- [RECORDS FOR THE EXERCISE]:
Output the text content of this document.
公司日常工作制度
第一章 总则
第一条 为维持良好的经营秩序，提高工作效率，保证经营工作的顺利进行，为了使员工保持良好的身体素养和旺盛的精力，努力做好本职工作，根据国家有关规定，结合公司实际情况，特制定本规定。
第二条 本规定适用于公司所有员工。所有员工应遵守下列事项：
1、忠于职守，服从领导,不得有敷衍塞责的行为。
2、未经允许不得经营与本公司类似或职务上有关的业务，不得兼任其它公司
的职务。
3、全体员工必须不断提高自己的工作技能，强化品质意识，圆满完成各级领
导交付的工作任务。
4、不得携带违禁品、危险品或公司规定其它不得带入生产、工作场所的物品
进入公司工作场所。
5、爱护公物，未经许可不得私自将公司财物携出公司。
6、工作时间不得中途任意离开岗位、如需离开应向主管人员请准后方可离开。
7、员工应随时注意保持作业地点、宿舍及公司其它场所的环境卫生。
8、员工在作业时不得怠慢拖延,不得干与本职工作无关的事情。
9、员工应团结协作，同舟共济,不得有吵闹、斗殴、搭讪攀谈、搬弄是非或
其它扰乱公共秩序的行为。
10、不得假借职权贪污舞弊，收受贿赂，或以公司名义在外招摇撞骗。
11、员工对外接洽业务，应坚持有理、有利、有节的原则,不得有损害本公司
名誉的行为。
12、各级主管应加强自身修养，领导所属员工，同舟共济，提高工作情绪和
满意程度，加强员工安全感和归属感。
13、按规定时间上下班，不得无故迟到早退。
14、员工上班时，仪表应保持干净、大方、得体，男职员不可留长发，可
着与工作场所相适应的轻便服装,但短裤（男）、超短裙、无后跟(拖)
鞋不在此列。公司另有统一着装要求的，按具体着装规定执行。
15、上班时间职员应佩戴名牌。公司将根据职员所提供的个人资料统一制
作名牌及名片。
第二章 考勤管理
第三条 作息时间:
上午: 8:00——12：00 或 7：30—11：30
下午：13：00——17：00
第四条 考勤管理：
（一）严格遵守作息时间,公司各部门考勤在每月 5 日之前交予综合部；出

- [SET TASK]:
Find every line holding the word "同舟共济"; give their count and nothing else.

- [WRITTEN SOLUTION]:
2